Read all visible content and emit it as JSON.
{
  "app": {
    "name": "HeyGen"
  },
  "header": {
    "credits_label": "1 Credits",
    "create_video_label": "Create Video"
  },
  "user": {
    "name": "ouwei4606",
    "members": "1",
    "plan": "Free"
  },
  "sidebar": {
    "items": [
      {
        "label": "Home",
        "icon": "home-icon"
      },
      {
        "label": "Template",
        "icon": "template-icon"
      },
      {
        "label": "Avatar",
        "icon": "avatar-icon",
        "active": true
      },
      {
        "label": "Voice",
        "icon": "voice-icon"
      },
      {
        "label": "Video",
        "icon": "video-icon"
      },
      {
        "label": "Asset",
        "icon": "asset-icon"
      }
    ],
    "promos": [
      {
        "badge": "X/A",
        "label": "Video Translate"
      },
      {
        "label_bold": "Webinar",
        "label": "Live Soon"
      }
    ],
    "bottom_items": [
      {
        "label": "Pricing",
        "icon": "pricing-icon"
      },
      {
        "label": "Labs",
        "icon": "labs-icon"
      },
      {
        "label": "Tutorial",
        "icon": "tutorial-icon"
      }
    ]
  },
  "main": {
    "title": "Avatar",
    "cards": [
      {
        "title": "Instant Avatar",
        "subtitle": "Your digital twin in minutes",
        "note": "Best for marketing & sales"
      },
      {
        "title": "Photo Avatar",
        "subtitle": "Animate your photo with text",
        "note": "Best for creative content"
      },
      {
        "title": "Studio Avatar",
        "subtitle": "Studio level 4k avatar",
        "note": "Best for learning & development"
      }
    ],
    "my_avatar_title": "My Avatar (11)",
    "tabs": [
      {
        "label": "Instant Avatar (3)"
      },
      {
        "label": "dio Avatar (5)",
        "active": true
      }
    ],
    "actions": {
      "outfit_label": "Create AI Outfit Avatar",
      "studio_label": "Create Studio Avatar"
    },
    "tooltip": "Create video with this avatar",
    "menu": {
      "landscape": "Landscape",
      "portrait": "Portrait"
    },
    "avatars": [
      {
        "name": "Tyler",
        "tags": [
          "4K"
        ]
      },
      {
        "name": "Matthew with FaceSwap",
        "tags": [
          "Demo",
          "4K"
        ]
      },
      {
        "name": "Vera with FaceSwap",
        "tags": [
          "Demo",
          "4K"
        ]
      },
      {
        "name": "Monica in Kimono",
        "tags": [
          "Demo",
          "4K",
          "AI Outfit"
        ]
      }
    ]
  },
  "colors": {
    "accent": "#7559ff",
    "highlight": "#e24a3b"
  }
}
######
## [Aim of the exercise]
Copy out the full listing exactly.

## [Final result]
Read all visible content and emit it as JSON.
{
  "app": {
    "name": "HeyGen"
  },
  "header": {
    "credits_label": "1 Credits",
    "create_video_label": "Create Video"
  },
  "user": {
    "name": "ouwei4606",
    "members": "1",
    "plan": "Free"
  },
  "sidebar": {
    "items": [
      {
        "label": "Home",
        "icon": "home-icon"
      },
      {
        "label": "Template",
        "icon": "template-icon"
      },
      {
        "label": "Avatar",
        "icon": "avatar-icon",
        "active": true
      },
      {
        "label": "Voice",
        "icon": "voice-icon"
      },
      {
        "label": "Video",
        "icon": "video-icon"
      },
      {
        "label": "Asset",
        "icon": "asset-icon"
      }
    ],
    "promos": [
      {
        "badge": "X/A",
        "label": "Video Translate"
      },
      {
        "label_bold": "Webinar",
        "label": "Live Soon"
      }
    ],
    "bottom_items": [
      {
        "label": "Pricing",
        "icon": "pricing-icon"
      },
      {
        "label": "Labs",
        "icon": "labs-icon"
      },
      {
        "label": "Tutorial",
        "icon": "tutorial-icon"
      }
    ]
  },
  "main": {
    "title": "Avatar",
    "cards": [
      {
        "title": "Instant Avatar",
        "subtitle": "Your digital twin in minutes",
        "note": "Best for marketing & sales"
      },
      {
        "title": "Photo Avatar",
        "subtitle": "Animate your photo with text",
        "note": "Best for creative content"
      },
      {
        "title": "Studio Avatar",
        "subtitle": "Studio level 4k avatar",
        "note": "Best for learning & development"
      }
    ],
    "my_avatar_title": "My Avatar (11)",
    "tabs": [
      {
        "label": "Instant Avatar (3)"
      },
      {
        "label": "dio Avatar (5)",
        "active": true
      }
    ],
    "actions": {
      "outfit_label": "Create AI Outfit Avatar",
      "studio_label": "Create Studio Avatar"
    },
    "tooltip": "Create video with this avatar",
    "menu": {
      "landscape": "Landscape",
      "portrait": "Portrait"
    },
    "avatars": [
      {
        "name": "Tyler",
        "tags": [
          "4K"
        ]
      },
      {
        "name": "Matthew with FaceSwap",
        "tags": [
          "Demo",
          "4K"
        ]
      },
      {
        "name": "Vera with FaceSwap",
        "tags": [
          "Demo",
          "4K"
        ]
      },
      {
        "name": "Monica in Kimono",
        "tags": [
          "Demo",
          "4K",
          "AI Outfit"
        ]
      }
    ]
  },
  "colors": {
    "accent": "#7559ff",
    "highlight": "#e24a3b"
  }
}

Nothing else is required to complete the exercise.